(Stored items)
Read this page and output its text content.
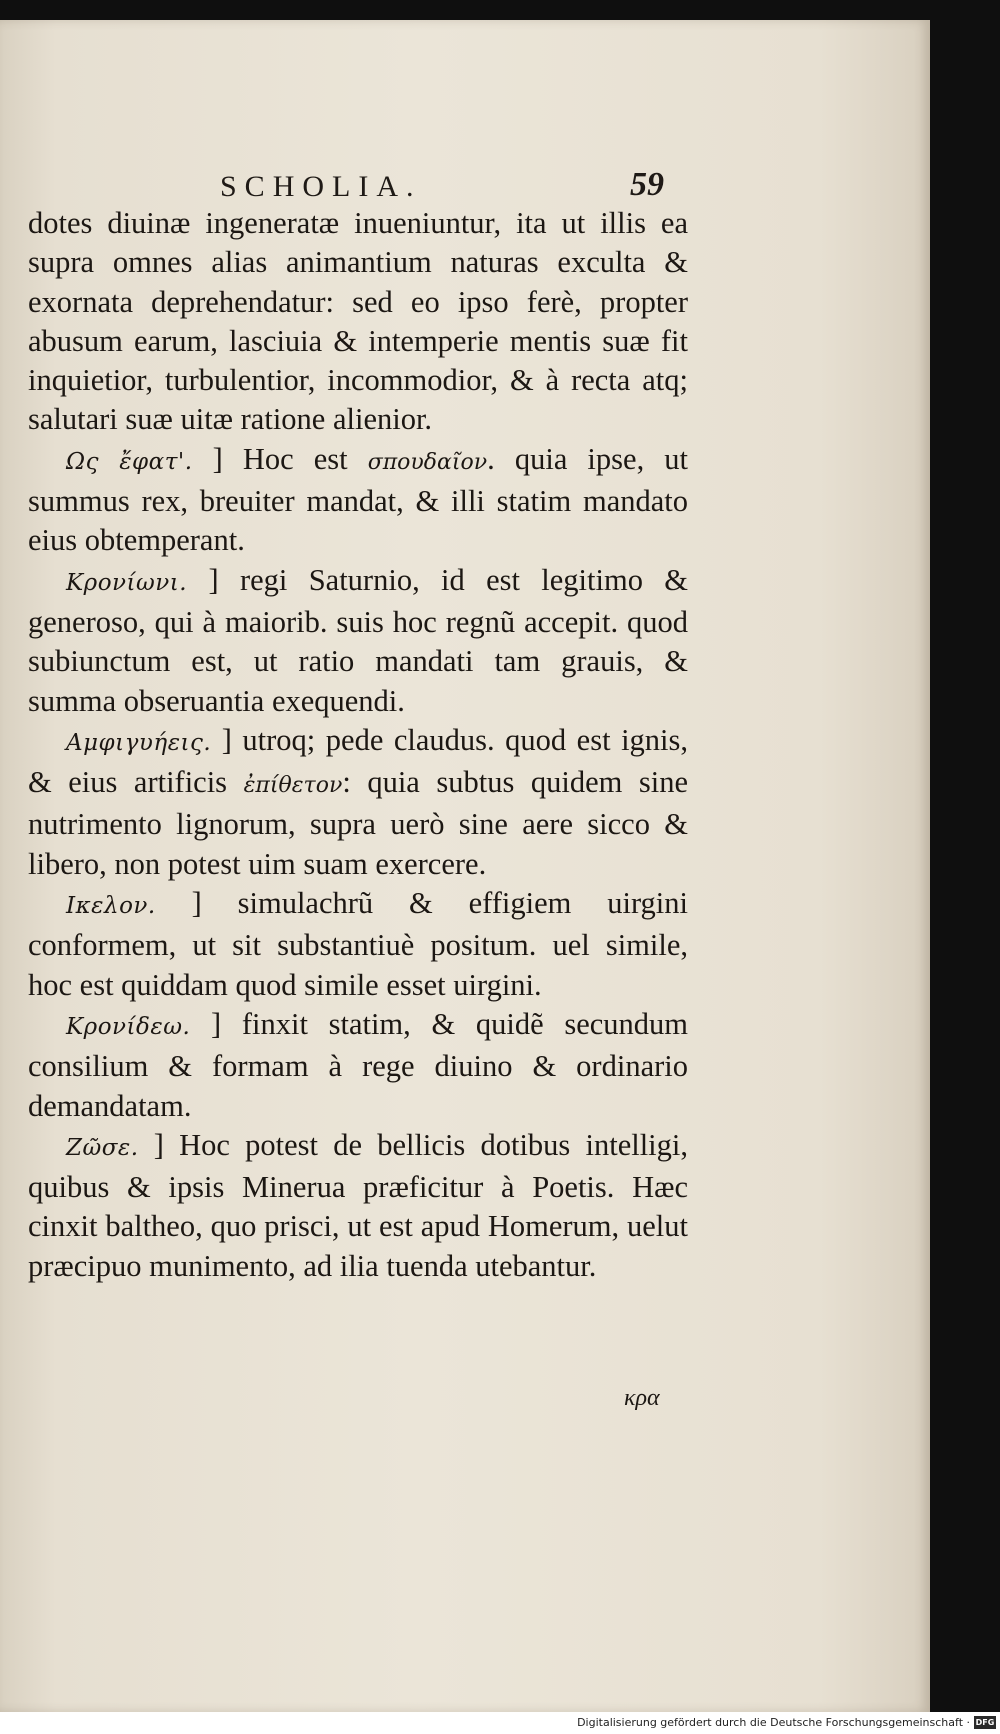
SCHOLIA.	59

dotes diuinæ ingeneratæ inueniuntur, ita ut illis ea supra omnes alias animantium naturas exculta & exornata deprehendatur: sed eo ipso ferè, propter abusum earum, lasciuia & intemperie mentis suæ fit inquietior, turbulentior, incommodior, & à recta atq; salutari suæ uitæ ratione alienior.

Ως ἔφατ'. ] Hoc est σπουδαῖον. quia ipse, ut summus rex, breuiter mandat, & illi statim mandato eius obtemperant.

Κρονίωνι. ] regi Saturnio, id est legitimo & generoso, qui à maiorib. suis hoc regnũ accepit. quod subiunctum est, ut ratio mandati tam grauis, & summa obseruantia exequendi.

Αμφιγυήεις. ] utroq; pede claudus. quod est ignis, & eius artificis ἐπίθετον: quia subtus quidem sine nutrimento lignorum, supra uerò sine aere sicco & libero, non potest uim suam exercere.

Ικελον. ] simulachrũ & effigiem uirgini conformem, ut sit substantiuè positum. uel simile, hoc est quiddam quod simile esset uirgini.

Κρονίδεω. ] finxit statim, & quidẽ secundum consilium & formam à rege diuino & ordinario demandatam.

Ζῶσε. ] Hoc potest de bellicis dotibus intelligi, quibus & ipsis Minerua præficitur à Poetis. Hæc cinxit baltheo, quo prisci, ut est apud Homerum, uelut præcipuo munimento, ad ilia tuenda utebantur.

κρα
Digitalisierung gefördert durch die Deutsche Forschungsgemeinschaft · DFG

---

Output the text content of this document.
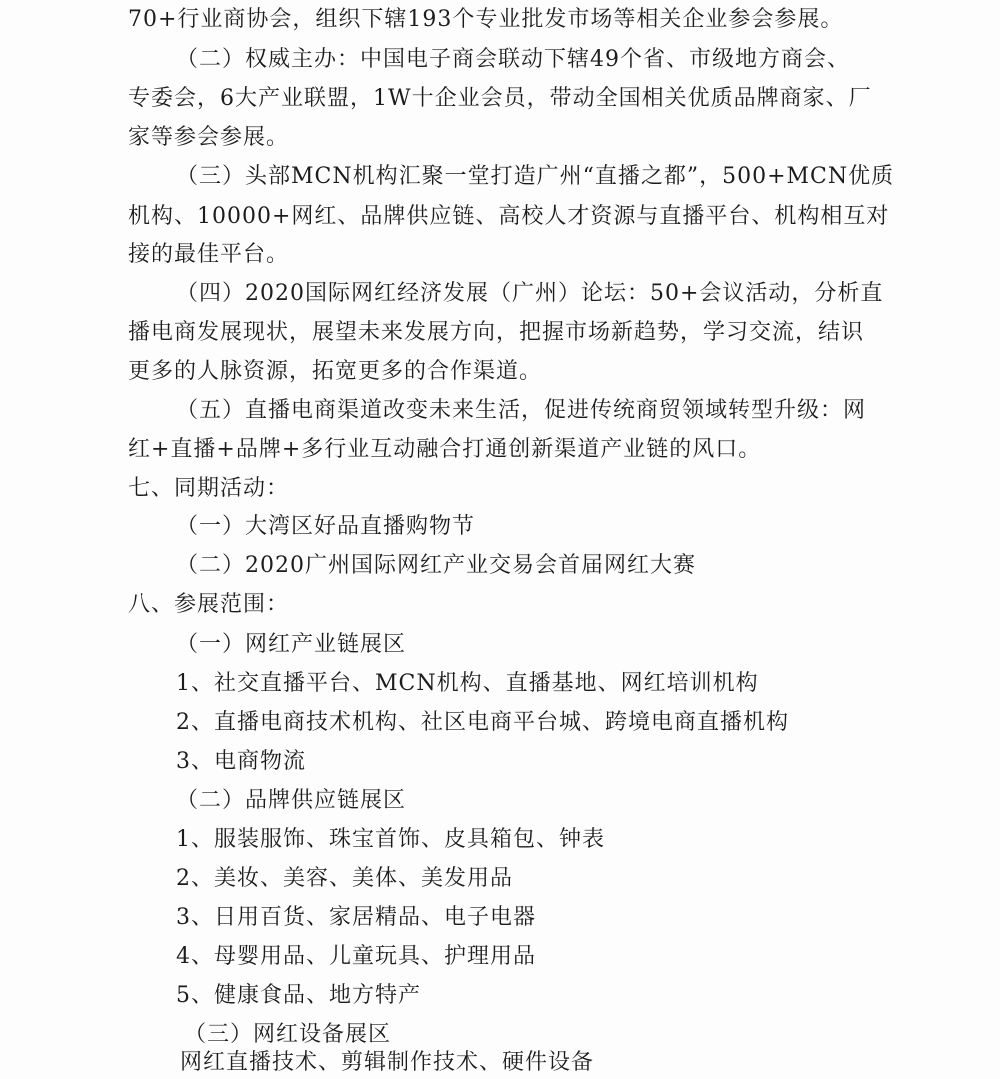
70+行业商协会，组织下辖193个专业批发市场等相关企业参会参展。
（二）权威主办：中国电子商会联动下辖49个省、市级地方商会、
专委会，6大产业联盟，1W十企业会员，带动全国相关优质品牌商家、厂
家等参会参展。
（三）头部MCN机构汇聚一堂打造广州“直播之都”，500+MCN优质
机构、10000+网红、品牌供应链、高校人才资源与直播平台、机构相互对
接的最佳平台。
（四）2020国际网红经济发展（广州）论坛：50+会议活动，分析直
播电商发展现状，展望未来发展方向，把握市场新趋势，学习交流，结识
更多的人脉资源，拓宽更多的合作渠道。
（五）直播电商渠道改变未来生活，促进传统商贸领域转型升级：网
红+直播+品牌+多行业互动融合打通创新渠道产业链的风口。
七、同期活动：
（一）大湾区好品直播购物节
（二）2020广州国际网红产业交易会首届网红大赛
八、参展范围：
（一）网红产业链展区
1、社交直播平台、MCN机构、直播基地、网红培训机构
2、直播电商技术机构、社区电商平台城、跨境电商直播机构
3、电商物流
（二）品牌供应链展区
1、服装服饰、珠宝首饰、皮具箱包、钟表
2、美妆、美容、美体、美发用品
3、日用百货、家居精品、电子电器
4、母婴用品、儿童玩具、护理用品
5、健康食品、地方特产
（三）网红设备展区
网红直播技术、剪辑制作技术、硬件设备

---

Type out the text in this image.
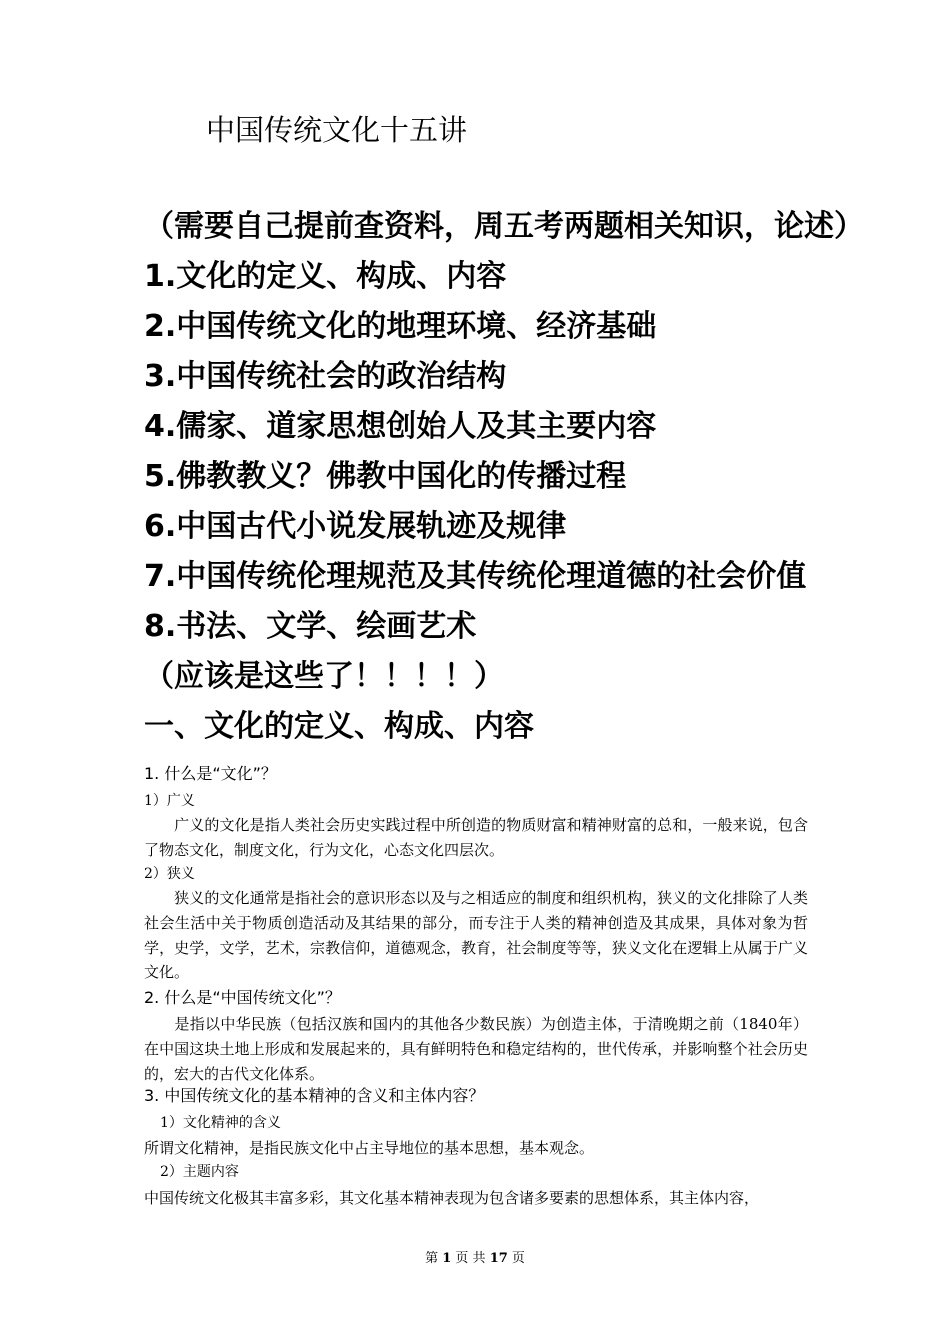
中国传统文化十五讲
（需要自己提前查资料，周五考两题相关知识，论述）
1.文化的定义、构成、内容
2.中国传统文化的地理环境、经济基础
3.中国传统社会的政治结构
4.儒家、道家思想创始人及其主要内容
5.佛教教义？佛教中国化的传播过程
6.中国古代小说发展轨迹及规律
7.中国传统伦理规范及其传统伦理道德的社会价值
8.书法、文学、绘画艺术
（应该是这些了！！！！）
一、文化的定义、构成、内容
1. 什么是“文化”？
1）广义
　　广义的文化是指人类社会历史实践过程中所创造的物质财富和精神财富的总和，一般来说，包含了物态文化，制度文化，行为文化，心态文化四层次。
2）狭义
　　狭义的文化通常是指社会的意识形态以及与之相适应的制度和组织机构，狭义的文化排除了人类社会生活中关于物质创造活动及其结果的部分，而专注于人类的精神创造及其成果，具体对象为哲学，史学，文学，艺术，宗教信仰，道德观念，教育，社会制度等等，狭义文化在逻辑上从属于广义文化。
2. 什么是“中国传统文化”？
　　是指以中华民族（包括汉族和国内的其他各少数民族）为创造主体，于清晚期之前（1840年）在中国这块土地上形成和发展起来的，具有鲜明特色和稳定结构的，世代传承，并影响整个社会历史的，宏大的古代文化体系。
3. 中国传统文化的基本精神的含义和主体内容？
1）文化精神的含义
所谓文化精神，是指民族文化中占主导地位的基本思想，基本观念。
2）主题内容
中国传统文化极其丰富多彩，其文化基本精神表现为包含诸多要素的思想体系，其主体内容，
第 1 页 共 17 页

Directions for this task:
Write down every line of the data above that includes the string "quia".

Completed exercise:
Ως ἔφατ'. ] Hoc est σπουδαῖον. quia ipse, ut summus rex, breuiter mandat, & illi statim mandato eius obtemperant.
Αμφιγυήεις. ] utroq; pede claudus. quod est ignis, & eius artificis ἐπίθετον: quia subtus quidem sine nutrimento lignorum, supra uerò sine aere sicco & libero, non potest uim suam exercere.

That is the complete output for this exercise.